Problem description:
Print each of the following items word for word, keeping every line unchanged.

* * *

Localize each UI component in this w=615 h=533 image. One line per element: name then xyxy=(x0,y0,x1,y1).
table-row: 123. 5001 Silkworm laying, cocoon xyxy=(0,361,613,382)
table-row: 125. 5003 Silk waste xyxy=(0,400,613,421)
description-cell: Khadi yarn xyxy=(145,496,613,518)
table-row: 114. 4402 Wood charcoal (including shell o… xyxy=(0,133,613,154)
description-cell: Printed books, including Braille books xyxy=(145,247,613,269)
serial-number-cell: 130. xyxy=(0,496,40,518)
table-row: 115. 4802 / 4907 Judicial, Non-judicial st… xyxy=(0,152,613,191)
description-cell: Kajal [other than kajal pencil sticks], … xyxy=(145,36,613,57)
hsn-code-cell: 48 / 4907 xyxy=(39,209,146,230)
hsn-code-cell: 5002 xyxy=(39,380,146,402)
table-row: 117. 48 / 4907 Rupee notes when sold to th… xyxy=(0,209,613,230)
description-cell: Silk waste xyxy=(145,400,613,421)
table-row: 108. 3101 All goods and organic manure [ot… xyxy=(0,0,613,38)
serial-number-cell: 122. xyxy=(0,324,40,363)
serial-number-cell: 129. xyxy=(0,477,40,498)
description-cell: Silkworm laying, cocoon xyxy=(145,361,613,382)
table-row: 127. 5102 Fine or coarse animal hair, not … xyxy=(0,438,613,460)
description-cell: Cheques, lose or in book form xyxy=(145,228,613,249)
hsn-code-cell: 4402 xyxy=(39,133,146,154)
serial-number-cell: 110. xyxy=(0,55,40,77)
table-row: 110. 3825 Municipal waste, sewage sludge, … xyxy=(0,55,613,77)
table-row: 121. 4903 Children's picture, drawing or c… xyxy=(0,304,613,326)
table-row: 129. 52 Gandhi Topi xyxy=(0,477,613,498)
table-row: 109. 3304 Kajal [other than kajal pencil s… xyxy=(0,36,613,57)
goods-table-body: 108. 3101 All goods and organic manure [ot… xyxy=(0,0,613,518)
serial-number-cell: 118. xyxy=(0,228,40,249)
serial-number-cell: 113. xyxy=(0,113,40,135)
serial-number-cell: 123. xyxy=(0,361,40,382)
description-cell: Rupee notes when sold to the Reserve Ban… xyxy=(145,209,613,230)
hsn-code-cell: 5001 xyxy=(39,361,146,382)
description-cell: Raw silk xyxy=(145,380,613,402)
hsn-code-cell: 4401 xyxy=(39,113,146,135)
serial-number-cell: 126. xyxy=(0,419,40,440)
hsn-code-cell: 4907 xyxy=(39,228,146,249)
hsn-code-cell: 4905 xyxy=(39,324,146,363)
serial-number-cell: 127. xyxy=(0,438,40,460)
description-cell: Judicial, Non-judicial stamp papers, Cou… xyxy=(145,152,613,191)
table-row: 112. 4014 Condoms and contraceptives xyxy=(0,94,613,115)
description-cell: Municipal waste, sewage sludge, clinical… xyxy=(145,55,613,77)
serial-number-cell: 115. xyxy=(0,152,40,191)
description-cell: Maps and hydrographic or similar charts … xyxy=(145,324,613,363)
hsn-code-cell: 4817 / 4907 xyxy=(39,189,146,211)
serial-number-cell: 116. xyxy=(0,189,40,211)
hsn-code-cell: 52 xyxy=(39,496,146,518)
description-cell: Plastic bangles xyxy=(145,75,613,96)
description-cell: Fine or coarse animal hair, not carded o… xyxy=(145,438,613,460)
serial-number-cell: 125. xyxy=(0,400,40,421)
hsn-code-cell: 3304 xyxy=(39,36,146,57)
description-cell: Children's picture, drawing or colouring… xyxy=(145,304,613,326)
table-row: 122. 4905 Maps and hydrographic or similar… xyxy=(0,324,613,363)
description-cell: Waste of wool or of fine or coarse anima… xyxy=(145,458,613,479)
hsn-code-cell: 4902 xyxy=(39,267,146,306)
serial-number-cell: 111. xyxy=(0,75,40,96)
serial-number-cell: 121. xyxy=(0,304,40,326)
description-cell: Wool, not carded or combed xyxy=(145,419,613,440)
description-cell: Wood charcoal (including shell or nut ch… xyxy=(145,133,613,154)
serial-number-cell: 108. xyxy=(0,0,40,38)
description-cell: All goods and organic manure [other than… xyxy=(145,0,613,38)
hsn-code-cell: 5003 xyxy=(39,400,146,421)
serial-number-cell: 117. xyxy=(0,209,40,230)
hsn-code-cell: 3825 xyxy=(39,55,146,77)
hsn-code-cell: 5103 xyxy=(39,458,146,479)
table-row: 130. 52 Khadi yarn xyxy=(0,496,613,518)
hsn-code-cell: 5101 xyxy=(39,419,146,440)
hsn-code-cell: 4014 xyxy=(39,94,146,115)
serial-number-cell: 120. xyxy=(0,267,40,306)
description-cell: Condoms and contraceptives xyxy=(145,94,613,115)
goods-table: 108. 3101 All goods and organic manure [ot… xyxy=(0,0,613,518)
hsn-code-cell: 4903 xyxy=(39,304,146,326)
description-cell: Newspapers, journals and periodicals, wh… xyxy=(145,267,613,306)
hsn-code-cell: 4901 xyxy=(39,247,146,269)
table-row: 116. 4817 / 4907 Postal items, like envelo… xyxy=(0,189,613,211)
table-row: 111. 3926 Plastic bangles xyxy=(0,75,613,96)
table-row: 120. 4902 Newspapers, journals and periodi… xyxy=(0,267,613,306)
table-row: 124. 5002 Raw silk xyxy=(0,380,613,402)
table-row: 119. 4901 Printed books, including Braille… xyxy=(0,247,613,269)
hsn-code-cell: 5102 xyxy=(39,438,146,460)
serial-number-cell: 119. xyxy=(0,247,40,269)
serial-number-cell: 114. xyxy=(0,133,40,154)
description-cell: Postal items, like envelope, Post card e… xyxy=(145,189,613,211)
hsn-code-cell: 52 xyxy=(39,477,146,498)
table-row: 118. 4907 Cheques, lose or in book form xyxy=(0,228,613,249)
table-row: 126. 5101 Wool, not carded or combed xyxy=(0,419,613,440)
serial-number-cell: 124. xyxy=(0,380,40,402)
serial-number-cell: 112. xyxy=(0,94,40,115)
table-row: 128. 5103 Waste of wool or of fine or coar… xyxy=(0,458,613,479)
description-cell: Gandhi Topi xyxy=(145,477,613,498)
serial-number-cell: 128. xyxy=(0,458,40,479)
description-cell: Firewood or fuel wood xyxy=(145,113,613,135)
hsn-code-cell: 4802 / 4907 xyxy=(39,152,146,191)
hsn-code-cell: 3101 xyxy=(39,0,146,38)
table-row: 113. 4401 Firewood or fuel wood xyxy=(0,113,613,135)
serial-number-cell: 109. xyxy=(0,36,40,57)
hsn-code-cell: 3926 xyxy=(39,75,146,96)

* * *

The output:
Localize each UI component in this w=615 h=533 image. One line per element: name then xyxy=(x0,y0,x1,y1).
table-row: 123. 5001 Silkworm laying, cocoon xyxy=(0,361,613,382)
table-row: 125. 5003 Silk waste xyxy=(0,400,613,421)
description-cell: Khadi yarn xyxy=(145,496,613,518)
table-row: 114. 4402 Wood charcoal (including shell o… xyxy=(0,133,613,154)
description-cell: Printed books, including Braille books xyxy=(145,247,613,269)
serial-number-cell: 130. xyxy=(0,496,40,518)
table-row: 115. 4802 / 4907 Judicial, Non-judicial st… xyxy=(0,152,613,191)
description-cell: Kajal [other than kajal pencil sticks], … xyxy=(145,36,613,57)
hsn-code-cell: 48 / 4907 xyxy=(39,209,146,230)
hsn-code-cell: 5002 xyxy=(39,380,146,402)
table-row: 117. 48 / 4907 Rupee notes when sold to th… xyxy=(0,209,613,230)
description-cell: Silk waste xyxy=(145,400,613,421)
table-row: 108. 3101 All goods and organic manure [ot… xyxy=(0,0,613,38)
serial-number-cell: 122. xyxy=(0,324,40,363)
serial-number-cell: 129. xyxy=(0,477,40,498)
description-cell: Silkworm laying, cocoon xyxy=(145,361,613,382)
table-row: 127. 5102 Fine or coarse animal hair, not … xyxy=(0,438,613,460)
description-cell: Cheques, lose or in book form xyxy=(145,228,613,249)
hsn-code-cell: 4402 xyxy=(39,133,146,154)
serial-number-cell: 110. xyxy=(0,55,40,77)
table-row: 110. 3825 Municipal waste, sewage sludge, … xyxy=(0,55,613,77)
table-row: 121. 4903 Children's picture, drawing or c… xyxy=(0,304,613,326)
table-row: 129. 52 Gandhi Topi xyxy=(0,477,613,498)
table-row: 109. 3304 Kajal [other than kajal pencil s… xyxy=(0,36,613,57)
goods-table-body: 108. 3101 All goods and organic manure [ot… xyxy=(0,0,613,518)
serial-number-cell: 118. xyxy=(0,228,40,249)
serial-number-cell: 113. xyxy=(0,113,40,135)
serial-number-cell: 123. xyxy=(0,361,40,382)
description-cell: Rupee notes when sold to the Reserve Ban… xyxy=(145,209,613,230)
hsn-code-cell: 5001 xyxy=(39,361,146,382)
description-cell: Raw silk xyxy=(145,380,613,402)
hsn-code-cell: 4401 xyxy=(39,113,146,135)
serial-number-cell: 126. xyxy=(0,419,40,440)
hsn-code-cell: 4907 xyxy=(39,228,146,249)
hsn-code-cell: 4905 xyxy=(39,324,146,363)
serial-number-cell: 127. xyxy=(0,438,40,460)
description-cell: Judicial, Non-judicial stamp papers, Cou… xyxy=(145,152,613,191)
table-row: 112. 4014 Condoms and contraceptives xyxy=(0,94,613,115)
description-cell: Municipal waste, sewage sludge, clinical… xyxy=(145,55,613,77)
serial-number-cell: 115. xyxy=(0,152,40,191)
description-cell: Maps and hydrographic or similar charts … xyxy=(145,324,613,363)
hsn-code-cell: 4817 / 4907 xyxy=(39,189,146,211)
serial-number-cell: 116. xyxy=(0,189,40,211)
hsn-code-cell: 52 xyxy=(39,496,146,518)
description-cell: Plastic bangles xyxy=(145,75,613,96)
description-cell: Fine or coarse animal hair, not carded o… xyxy=(145,438,613,460)
serial-number-cell: 125. xyxy=(0,400,40,421)
hsn-code-cell: 3304 xyxy=(39,36,146,57)
description-cell: Children's picture, drawing or colouring… xyxy=(145,304,613,326)
table-row: 122. 4905 Maps and hydrographic or similar… xyxy=(0,324,613,363)
description-cell: Waste of wool or of fine or coarse anima… xyxy=(145,458,613,479)
hsn-code-cell: 4902 xyxy=(39,267,146,306)
serial-number-cell: 111. xyxy=(0,75,40,96)
serial-number-cell: 121. xyxy=(0,304,40,326)
description-cell: Wool, not carded or combed xyxy=(145,419,613,440)
description-cell: Wood charcoal (including shell or nut ch… xyxy=(145,133,613,154)
serial-number-cell: 108. xyxy=(0,0,40,38)
description-cell: All goods and organic manure [other than… xyxy=(145,0,613,38)
hsn-code-cell: 5003 xyxy=(39,400,146,421)
serial-number-cell: 117. xyxy=(0,209,40,230)
hsn-code-cell: 3825 xyxy=(39,55,146,77)
hsn-code-cell: 5103 xyxy=(39,458,146,479)
table-row: 130. 52 Khadi yarn xyxy=(0,496,613,518)
hsn-code-cell: 5101 xyxy=(39,419,146,440)
hsn-code-cell: 4014 xyxy=(39,94,146,115)
serial-number-cell: 120. xyxy=(0,267,40,306)
description-cell: Condoms and contraceptives xyxy=(145,94,613,115)
goods-table: 108. 3101 All goods and organic manure [ot… xyxy=(0,0,613,518)
hsn-code-cell: 4903 xyxy=(39,304,146,326)
description-cell: Newspapers, journals and periodicals, wh… xyxy=(145,267,613,306)
hsn-code-cell: 4901 xyxy=(39,247,146,269)
table-row: 116. 4817 / 4907 Postal items, like envelo… xyxy=(0,189,613,211)
table-row: 111. 3926 Plastic bangles xyxy=(0,75,613,96)
table-row: 120. 4902 Newspapers, journals and periodi… xyxy=(0,267,613,306)
table-row: 124. 5002 Raw silk xyxy=(0,380,613,402)
table-row: 119. 4901 Printed books, including Braille… xyxy=(0,247,613,269)
hsn-code-cell: 5102 xyxy=(39,438,146,460)
serial-number-cell: 119. xyxy=(0,247,40,269)
serial-number-cell: 114. xyxy=(0,133,40,154)
description-cell: Postal items, like envelope, Post card e… xyxy=(145,189,613,211)
hsn-code-cell: 52 xyxy=(39,477,146,498)
table-row: 118. 4907 Cheques, lose or in book form xyxy=(0,228,613,249)
table-row: 126. 5101 Wool, not carded or combed xyxy=(0,419,613,440)
serial-number-cell: 124. xyxy=(0,380,40,402)
serial-number-cell: 112. xyxy=(0,94,40,115)
table-row: 128. 5103 Waste of wool or of fine or coar… xyxy=(0,458,613,479)
description-cell: Gandhi Topi xyxy=(145,477,613,498)
serial-number-cell: 128. xyxy=(0,458,40,479)
description-cell: Firewood or fuel wood xyxy=(145,113,613,135)
hsn-code-cell: 4802 / 4907 xyxy=(39,152,146,191)
hsn-code-cell: 3101 xyxy=(39,0,146,38)
table-row: 113. 4401 Firewood or fuel wood xyxy=(0,113,613,135)
serial-number-cell: 109. xyxy=(0,36,40,57)
hsn-code-cell: 3926 xyxy=(39,75,146,96)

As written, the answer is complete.